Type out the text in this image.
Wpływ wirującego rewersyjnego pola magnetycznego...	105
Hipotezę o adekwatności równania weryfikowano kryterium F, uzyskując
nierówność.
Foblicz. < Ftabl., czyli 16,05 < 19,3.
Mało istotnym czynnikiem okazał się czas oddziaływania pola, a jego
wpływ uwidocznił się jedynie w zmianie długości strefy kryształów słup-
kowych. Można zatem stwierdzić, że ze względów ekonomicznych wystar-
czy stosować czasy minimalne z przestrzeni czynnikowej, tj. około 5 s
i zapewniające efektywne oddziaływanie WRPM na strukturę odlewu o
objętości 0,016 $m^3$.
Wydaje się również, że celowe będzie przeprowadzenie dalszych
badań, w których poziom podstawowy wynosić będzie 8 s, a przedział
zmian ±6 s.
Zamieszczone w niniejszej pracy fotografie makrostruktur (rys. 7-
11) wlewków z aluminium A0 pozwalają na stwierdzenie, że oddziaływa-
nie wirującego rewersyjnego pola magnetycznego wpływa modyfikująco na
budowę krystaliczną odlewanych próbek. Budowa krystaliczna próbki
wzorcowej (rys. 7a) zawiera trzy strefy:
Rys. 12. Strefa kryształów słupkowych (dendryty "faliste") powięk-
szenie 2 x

+===+

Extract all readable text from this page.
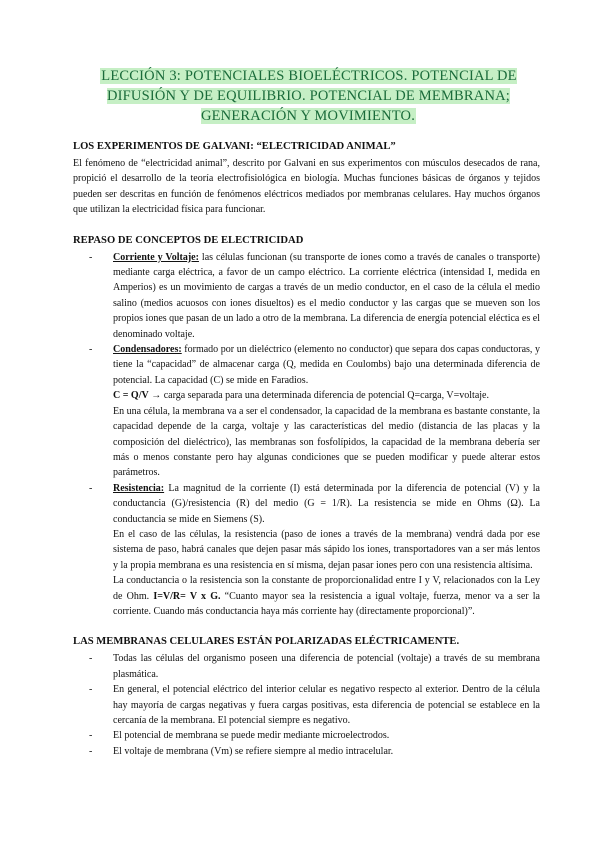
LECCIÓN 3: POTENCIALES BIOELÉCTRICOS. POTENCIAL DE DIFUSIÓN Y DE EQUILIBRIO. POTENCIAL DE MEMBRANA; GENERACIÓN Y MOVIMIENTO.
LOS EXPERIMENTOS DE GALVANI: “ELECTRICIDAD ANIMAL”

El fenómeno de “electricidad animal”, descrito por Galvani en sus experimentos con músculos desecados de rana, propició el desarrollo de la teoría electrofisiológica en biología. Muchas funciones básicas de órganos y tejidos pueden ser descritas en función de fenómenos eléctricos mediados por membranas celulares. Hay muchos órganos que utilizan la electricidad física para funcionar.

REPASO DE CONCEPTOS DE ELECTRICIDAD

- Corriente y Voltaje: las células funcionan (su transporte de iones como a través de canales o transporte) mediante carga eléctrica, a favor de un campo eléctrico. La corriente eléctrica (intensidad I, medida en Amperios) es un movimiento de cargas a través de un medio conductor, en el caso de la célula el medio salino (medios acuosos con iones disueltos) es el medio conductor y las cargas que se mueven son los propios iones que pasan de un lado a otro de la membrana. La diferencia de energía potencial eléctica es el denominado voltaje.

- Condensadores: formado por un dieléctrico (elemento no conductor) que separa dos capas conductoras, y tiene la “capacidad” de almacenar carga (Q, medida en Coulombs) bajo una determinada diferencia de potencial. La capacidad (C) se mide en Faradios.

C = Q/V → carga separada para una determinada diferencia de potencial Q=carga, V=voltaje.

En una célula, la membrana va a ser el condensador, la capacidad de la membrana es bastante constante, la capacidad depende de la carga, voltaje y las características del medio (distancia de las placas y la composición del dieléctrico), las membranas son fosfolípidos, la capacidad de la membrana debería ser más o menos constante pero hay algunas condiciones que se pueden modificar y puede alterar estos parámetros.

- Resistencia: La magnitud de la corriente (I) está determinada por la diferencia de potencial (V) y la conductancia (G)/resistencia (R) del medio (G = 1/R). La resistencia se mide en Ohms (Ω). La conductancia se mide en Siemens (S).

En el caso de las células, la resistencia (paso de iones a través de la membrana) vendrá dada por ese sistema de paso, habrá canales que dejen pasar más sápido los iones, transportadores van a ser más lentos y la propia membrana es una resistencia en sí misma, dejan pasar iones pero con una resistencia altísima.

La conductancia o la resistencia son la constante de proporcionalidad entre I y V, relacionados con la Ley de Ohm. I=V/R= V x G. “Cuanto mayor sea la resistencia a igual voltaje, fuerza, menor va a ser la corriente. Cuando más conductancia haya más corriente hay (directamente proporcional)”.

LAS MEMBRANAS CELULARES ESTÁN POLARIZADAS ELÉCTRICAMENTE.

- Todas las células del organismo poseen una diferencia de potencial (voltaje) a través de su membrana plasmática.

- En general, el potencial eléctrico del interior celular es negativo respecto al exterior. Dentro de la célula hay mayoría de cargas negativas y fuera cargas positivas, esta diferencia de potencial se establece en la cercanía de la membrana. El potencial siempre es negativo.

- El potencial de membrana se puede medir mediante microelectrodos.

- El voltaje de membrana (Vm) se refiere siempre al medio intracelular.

+===+

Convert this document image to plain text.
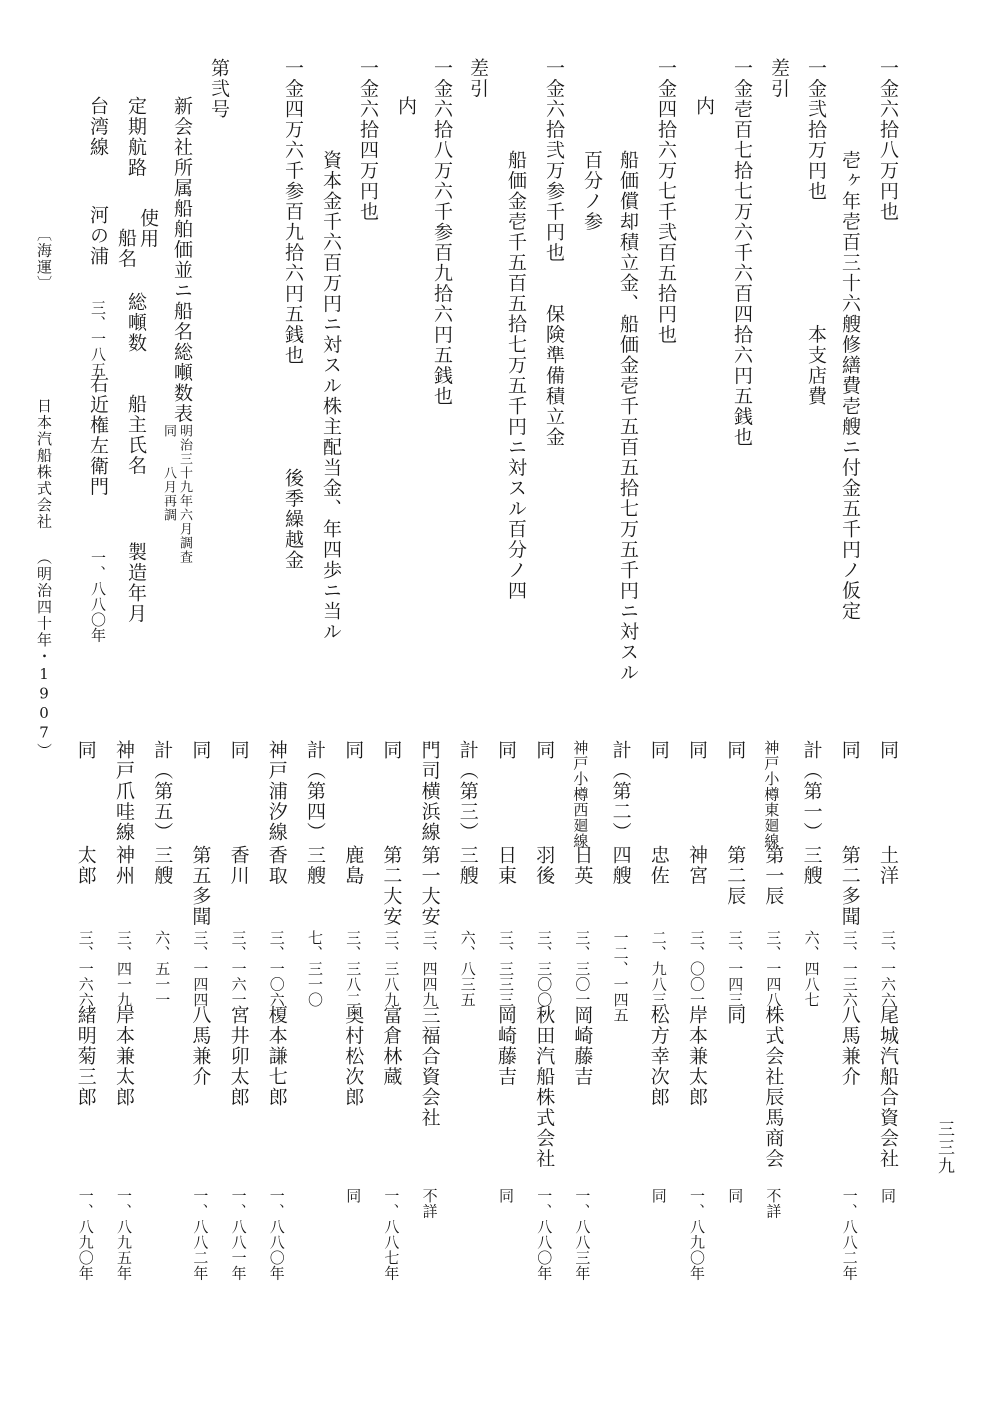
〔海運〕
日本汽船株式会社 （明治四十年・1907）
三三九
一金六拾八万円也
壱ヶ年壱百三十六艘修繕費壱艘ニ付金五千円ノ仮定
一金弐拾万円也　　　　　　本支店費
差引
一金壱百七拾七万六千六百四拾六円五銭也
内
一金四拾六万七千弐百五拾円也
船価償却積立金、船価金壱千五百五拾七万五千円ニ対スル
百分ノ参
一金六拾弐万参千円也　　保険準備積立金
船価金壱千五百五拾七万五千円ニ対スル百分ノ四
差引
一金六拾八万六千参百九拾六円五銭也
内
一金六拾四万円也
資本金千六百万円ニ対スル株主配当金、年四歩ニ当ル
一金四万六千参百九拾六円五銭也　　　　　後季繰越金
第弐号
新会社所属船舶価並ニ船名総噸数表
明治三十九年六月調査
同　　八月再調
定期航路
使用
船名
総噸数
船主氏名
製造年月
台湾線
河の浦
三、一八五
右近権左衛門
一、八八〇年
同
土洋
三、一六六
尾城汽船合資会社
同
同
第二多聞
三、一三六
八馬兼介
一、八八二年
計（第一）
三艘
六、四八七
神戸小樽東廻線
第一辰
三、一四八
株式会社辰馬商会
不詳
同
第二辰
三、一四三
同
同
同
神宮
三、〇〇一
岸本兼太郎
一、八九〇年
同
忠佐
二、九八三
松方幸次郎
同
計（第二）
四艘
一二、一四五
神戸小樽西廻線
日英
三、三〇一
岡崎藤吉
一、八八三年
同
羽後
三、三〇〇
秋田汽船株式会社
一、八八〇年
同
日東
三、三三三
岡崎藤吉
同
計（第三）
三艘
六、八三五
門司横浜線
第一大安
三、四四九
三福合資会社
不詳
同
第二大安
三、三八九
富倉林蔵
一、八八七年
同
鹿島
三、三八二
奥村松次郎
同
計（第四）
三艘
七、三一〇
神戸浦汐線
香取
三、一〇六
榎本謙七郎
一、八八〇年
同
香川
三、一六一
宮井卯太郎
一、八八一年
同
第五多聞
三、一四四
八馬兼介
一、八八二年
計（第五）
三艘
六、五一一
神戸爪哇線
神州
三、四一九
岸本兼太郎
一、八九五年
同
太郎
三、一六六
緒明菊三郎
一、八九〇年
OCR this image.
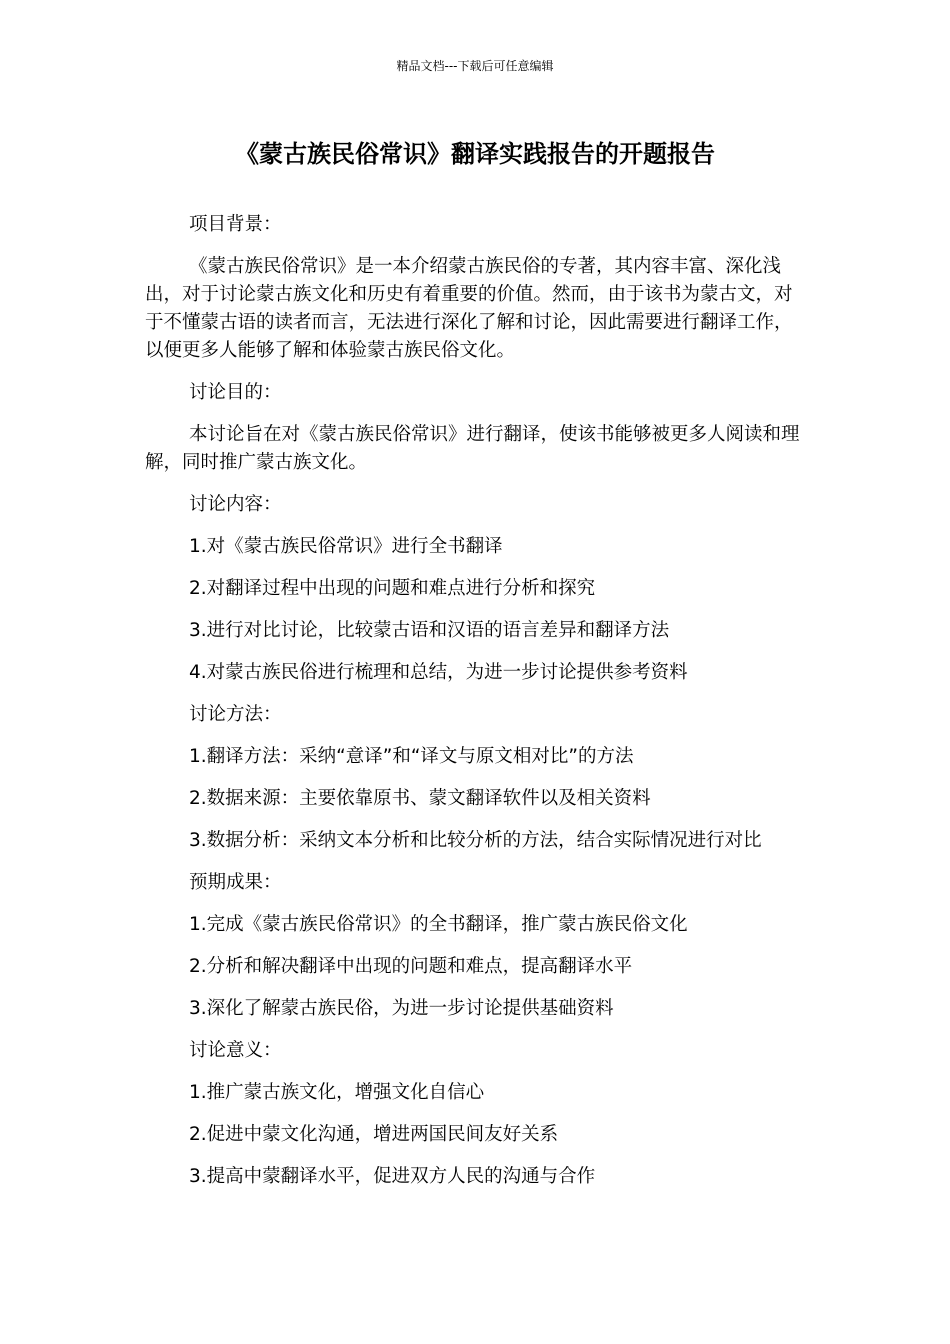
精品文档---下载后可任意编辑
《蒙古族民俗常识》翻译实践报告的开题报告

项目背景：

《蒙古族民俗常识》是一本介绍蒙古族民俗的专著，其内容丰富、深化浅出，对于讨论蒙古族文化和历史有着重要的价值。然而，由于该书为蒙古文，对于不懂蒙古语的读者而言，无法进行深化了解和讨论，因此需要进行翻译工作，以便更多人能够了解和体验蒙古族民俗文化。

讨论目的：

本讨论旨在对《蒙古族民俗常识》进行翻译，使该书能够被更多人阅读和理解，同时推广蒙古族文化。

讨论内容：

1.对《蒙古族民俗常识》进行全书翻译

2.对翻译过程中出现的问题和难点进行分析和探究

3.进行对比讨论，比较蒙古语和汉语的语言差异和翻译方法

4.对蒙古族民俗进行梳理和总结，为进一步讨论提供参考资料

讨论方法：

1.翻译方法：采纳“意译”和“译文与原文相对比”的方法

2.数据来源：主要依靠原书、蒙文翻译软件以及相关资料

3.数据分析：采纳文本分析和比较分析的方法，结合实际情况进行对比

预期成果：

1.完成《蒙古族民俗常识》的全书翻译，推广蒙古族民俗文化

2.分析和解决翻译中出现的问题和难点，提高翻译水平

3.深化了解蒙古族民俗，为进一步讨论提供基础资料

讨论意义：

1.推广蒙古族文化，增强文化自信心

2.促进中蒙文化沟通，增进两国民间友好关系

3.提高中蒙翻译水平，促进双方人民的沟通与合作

+===+

Select and copy every line of the listing with the word "medida".

- Corriente y Voltaje: las células funcionan (su transporte de iones como a través de canales o transporte) mediante carga eléctrica, a favor de un campo eléctrico. La corriente eléctrica (intensidad I, medida en Amperios) es un movimiento de cargas a través de un medio conductor, en el caso de la célula el medio salino (medios acuosos con iones disueltos) es el medio conductor y las cargas que se mueven son los propios iones que pasan de un lado a otro de la membrana. La diferencia de energía potencial eléctica es el denominado voltaje.
- Condensadores: formado por un dieléctrico (elemento no conductor) que separa dos capas conductoras, y tiene la “capacidad” de almacenar carga (Q, medida en Coulombs) bajo una determinada diferencia de potencial. La capacidad (C) se mide en Faradios.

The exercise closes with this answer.